- WHAT YOU SHOULD DO -
Transcribe the full listing exactly, and drop every picture.

- DATA LINES -

---

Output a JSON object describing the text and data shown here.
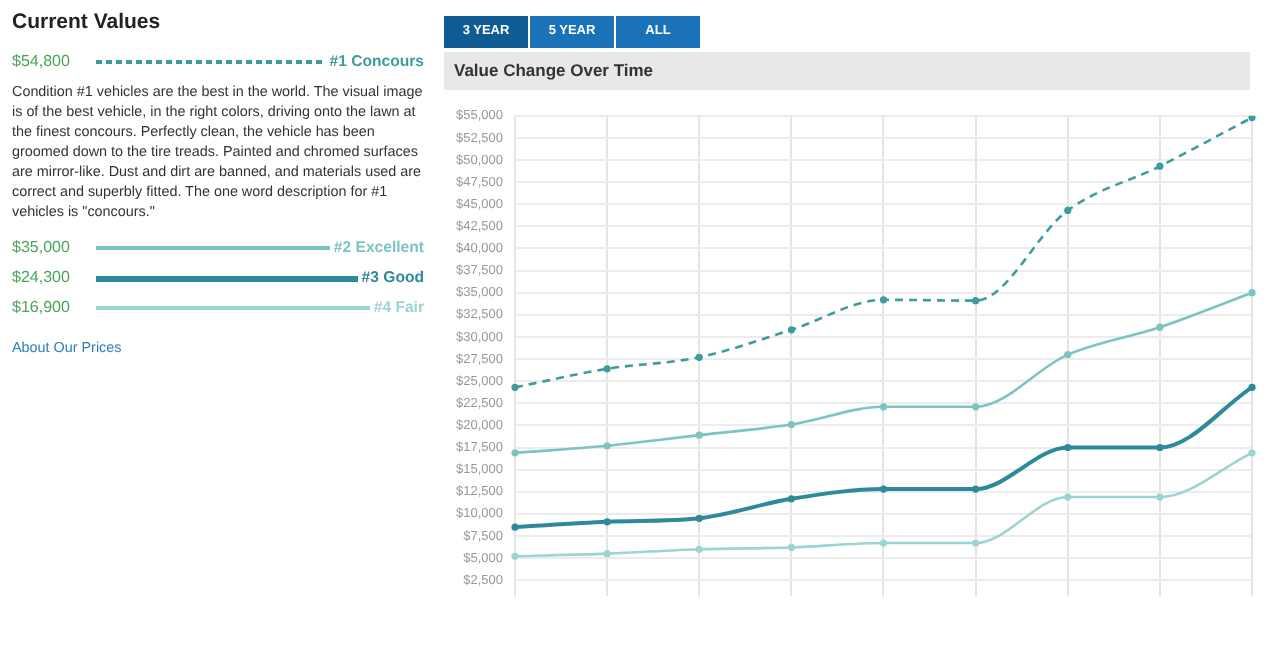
{
  "chart_data": {
    "type": "line",
    "title": "Value Change Over Time",
    "categories": [
      null,
      null,
      null,
      null,
      null,
      null,
      null,
      null,
      null
    ],
    "series": [
      {
        "name": "#1 Concours",
        "color": "#3f9c9c",
        "line_style": "dashed",
        "values": [
          24300,
          26400,
          27700,
          30800,
          34200,
          34100,
          44300,
          49300,
          54800
        ]
      },
      {
        "name": "#2 Excellent",
        "color": "#7cc4c4",
        "line_style": "solid",
        "values": [
          16900,
          17700,
          18900,
          20100,
          22100,
          22100,
          28000,
          31100,
          35000
        ]
      },
      {
        "name": "#3 Good",
        "color": "#2e8a9a",
        "line_style": "solid",
        "values": [
          8500,
          9100,
          9500,
          11700,
          12800,
          12800,
          17500,
          17500,
          24300
        ]
      },
      {
        "name": "#4 Fair",
        "color": "#9cd4d4",
        "line_style": "solid",
        "values": [
          5200,
          5500,
          6000,
          6200,
          6700,
          6700,
          11900,
          11900,
          16900
        ]
      }
    ],
    "ylim": [
      2500,
      55000
    ],
    "yticks": [
      {
        "value": 2500,
        "label": "$2,500"
      },
      {
        "value": 5000,
        "label": "$5,000"
      },
      {
        "value": 7500,
        "label": "$7,500"
      },
      {
        "value": 10000,
        "label": "$10,000"
      },
      {
        "value": 12500,
        "label": "$12,500"
      },
      {
        "value": 15000,
        "label": "$15,000"
      },
      {
        "value": 17500,
        "label": "$17,500"
      },
      {
        "value": 20000,
        "label": "$20,000"
      },
      {
        "value": 22500,
        "label": "$22,500"
      },
      {
        "value": 25000,
        "label": "$25,000"
      },
      {
        "value": 27500,
        "label": "$27,500"
      },
      {
        "value": 30000,
        "label": "$30,000"
      },
      {
        "value": 32500,
        "label": "$32,500"
      },
      {
        "value": 35000,
        "label": "$35,000"
      },
      {
        "value": 37500,
        "label": "$37,500"
      },
      {
        "value": 40000,
        "label": "$40,000"
      },
      {
        "value": 42500,
        "label": "$42,500"
      },
      {
        "value": 45000,
        "label": "$45,000"
      },
      {
        "value": 47500,
        "label": "$47,500"
      },
      {
        "value": 50000,
        "label": "$50,000"
      },
      {
        "value": 52500,
        "label": "$52,500"
      },
      {
        "value": 55000,
        "label": "$55,000"
      }
    ],
    "tick_labels": "y",
    "grid": true,
    "legend": "left",
    "marker": "circle",
    "annotations": [
      "Current Values",
      "$54,800",
      "$35,000",
      "$24,300",
      "$16,900",
      "Condition #1 vehicles are the best in the world. The visual image is of the best vehicle, in the right colors, driving onto the lawn at the finest concours. Perfectly clean, the vehicle has been groomed down to the tire treads. Painted and chromed surfaces are mirror-like. Dust and dirt are banned, and materials used are correct and superbly fitted. The one word description for #1 vehicles is \"concours.\"",
      "About Our Prices",
      "3 YEAR",
      "5 YEAR",
      "ALL"
    ]
  }
}
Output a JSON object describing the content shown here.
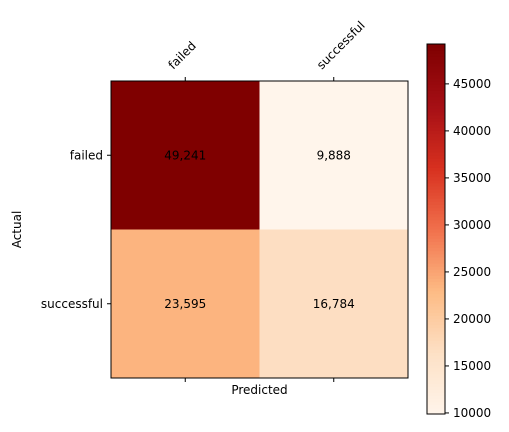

---

- RESPONSE -
Output a JSON object describing the text and data shown here.
{
  "chart_data": {
    "type": "line",
    "title": "Value Change Over Time",
    "categories": [
      null,
      null,
      null,
      null,
      null,
      null,
      null,
      null,
      null
    ],
    "series": [
      {
        "name": "#1 Concours",
        "color": "#3f9c9c",
        "line_style": "dashed",
        "values": [
          24300,
          26400,
          27700,
          30800,
          34200,
          34100,
          44300,
          49300,
          54800
        ]
      },
      {
        "name": "#2 Excellent",
        "color": "#7cc4c4",
        "line_style": "solid",
        "values": [
          16900,
          17700,
          18900,
          20100,
          22100,
          22100,
          28000,
          31100,
          35000
        ]
      },
      {
        "name": "#3 Good",
        "color": "#2e8a9a",
        "line_style": "solid",
        "values": [
          8500,
          9100,
          9500,
          11700,
          12800,
          12800,
          17500,
          17500,
          24300
        ]
      },
      {
        "name": "#4 Fair",
        "color": "#9cd4d4",
        "line_style": "solid",
        "values": [
          5200,
          5500,
          6000,
          6200,
          6700,
          6700,
          11900,
          11900,
          16900
        ]
      }
    ],
    "ylim": [
      2500,
      55000
    ],
    "yticks": [
      {
        "value": 2500,
        "label": "$2,500"
      },
      {
        "value": 5000,
        "label": "$5,000"
      },
      {
        "value": 7500,
        "label": "$7,500"
      },
      {
        "value": 10000,
        "label": "$10,000"
      },
      {
        "value": 12500,
        "label": "$12,500"
      },
      {
        "value": 15000,
        "label": "$15,000"
      },
      {
        "value": 17500,
        "label": "$17,500"
      },
      {
        "value": 20000,
        "label": "$20,000"
      },
      {
        "value": 22500,
        "label": "$22,500"
      },
      {
        "value": 25000,
        "label": "$25,000"
      },
      {
        "value": 27500,
        "label": "$27,500"
      },
      {
        "value": 30000,
        "label": "$30,000"
      },
      {
        "value": 32500,
        "label": "$32,500"
      },
      {
        "value": 35000,
        "label": "$35,000"
      },
      {
        "value": 37500,
        "label": "$37,500"
      },
      {
        "value": 40000,
        "label": "$40,000"
      },
      {
        "value": 42500,
        "label": "$42,500"
      },
      {
        "value": 45000,
        "label": "$45,000"
      },
      {
        "value": 47500,
        "label": "$47,500"
      },
      {
        "value": 50000,
        "label": "$50,000"
      },
      {
        "value": 52500,
        "label": "$52,500"
      },
      {
        "value": 55000,
        "label": "$55,000"
      }
    ],
    "tick_labels": "y",
    "grid": true,
    "legend": "left",
    "marker": "circle",
    "annotations": [
      "Current Values",
      "$54,800",
      "$35,000",
      "$24,300",
      "$16,900",
      "Condition #1 vehicles are the best in the world. The visual image is of the best vehicle, in the right colors, driving onto the lawn at the finest concours. Perfectly clean, the vehicle has been groomed down to the tire treads. Painted and chromed surfaces are mirror-like. Dust and dirt are banned, and materials used are correct and superbly fitted. The one word description for #1 vehicles is \"concours.\"",
      "About Our Prices",
      "3 YEAR",
      "5 YEAR",
      "ALL"
    ]
  }
}
Output a JSON object describing the content shown here.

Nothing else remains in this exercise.